▶ _Challenge_
In the records that follow, locate every line with "this" and extract it.

▶ _The records_
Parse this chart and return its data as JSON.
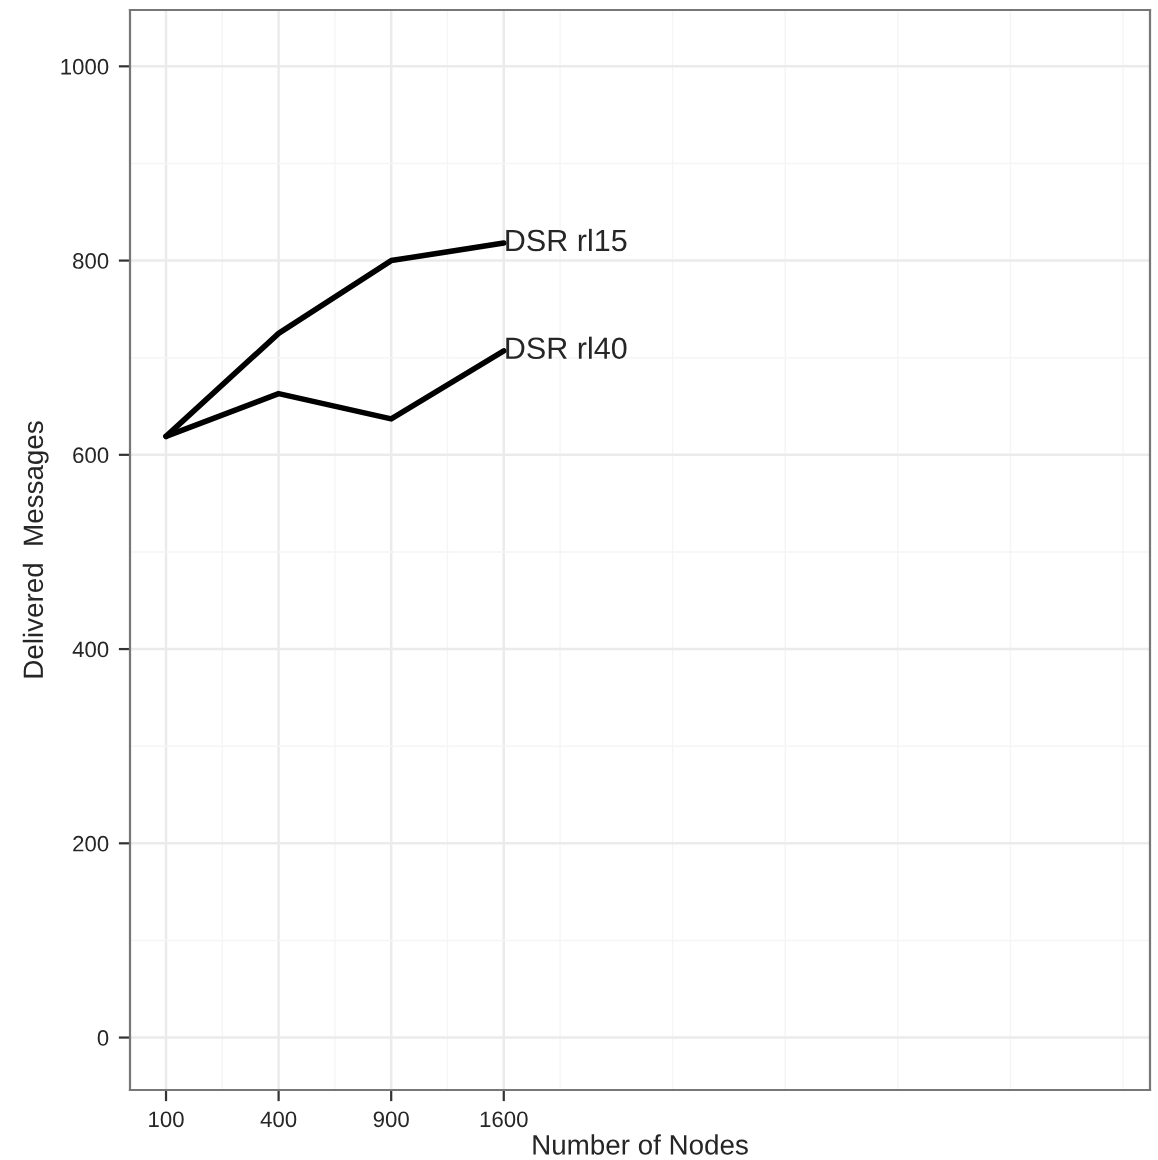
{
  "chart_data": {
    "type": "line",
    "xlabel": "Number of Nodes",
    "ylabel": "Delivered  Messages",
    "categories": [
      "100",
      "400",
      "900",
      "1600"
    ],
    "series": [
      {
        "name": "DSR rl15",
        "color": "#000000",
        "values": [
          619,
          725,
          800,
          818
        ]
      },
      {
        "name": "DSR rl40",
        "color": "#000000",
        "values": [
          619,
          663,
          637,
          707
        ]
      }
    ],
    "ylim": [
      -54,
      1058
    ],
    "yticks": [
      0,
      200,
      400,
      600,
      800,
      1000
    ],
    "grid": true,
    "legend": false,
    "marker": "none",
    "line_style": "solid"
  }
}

--

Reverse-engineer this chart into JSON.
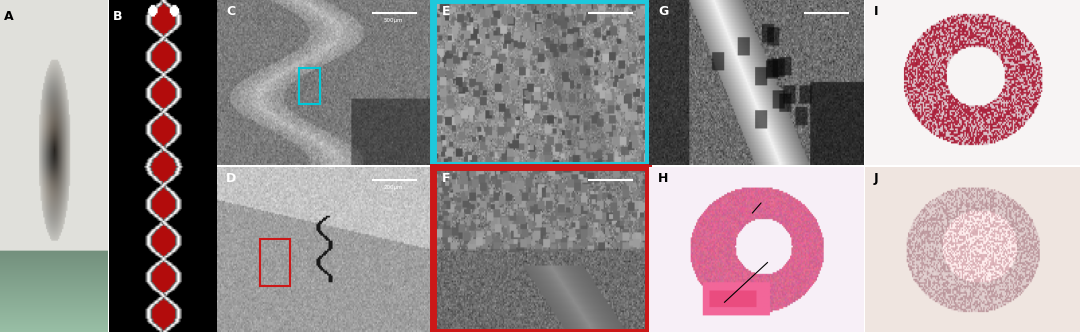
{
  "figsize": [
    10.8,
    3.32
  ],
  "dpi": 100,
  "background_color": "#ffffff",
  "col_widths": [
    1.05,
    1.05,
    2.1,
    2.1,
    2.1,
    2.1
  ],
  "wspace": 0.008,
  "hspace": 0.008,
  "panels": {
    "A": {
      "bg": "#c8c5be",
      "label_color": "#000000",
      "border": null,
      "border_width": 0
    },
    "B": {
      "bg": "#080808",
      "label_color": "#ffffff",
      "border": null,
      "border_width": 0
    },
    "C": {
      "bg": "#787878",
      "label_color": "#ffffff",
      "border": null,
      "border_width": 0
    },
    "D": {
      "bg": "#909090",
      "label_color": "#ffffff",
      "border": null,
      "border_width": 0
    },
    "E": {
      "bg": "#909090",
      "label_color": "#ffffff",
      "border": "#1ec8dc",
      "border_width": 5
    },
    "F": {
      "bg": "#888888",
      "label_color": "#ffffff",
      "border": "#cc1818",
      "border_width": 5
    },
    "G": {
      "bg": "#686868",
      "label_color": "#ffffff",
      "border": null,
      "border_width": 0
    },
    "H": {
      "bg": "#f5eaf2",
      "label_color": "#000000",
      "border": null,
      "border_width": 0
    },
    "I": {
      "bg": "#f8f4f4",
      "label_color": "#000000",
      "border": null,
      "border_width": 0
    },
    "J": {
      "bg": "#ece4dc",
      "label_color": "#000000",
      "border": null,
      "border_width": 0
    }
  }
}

==

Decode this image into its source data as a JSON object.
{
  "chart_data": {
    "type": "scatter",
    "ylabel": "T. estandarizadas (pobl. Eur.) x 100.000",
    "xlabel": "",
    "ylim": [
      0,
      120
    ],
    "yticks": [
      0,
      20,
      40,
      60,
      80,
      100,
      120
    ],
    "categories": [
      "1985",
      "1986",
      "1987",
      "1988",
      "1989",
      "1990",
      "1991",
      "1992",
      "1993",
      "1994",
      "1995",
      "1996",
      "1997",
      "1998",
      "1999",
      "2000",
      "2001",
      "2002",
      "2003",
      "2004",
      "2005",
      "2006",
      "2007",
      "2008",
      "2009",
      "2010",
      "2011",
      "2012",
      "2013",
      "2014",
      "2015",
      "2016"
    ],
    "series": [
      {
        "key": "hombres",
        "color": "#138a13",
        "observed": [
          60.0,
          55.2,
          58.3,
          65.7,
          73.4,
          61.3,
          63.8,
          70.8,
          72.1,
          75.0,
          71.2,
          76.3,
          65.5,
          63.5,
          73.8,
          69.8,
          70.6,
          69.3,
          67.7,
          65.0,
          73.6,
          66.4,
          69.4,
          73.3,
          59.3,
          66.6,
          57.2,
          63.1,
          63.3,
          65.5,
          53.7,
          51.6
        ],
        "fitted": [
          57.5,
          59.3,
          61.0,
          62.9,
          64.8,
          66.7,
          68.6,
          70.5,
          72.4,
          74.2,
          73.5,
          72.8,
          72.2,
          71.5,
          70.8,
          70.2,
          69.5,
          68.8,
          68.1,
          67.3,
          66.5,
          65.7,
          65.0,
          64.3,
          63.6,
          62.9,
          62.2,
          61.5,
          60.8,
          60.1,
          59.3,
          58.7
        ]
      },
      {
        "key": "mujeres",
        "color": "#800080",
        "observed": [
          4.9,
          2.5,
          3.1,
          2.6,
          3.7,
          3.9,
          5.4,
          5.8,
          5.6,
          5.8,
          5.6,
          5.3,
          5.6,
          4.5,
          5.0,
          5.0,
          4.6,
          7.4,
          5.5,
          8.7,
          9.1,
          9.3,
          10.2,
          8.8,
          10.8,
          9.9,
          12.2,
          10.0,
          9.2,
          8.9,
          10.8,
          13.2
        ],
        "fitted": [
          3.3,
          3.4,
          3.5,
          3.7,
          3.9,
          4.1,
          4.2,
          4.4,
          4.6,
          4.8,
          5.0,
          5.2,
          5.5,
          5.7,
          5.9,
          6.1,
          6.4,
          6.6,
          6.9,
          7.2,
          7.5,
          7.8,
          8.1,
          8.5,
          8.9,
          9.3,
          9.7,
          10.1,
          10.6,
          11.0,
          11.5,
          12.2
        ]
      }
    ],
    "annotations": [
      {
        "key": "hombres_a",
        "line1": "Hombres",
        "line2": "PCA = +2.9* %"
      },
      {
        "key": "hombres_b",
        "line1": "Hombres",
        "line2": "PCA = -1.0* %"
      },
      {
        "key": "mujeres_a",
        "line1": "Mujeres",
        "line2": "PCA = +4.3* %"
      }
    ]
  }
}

▶ _Finished task_
Parse this chart and return its data as JSON.
Reverse-engineer this chart into JSON.
Decode this image into its source data as a JSON object.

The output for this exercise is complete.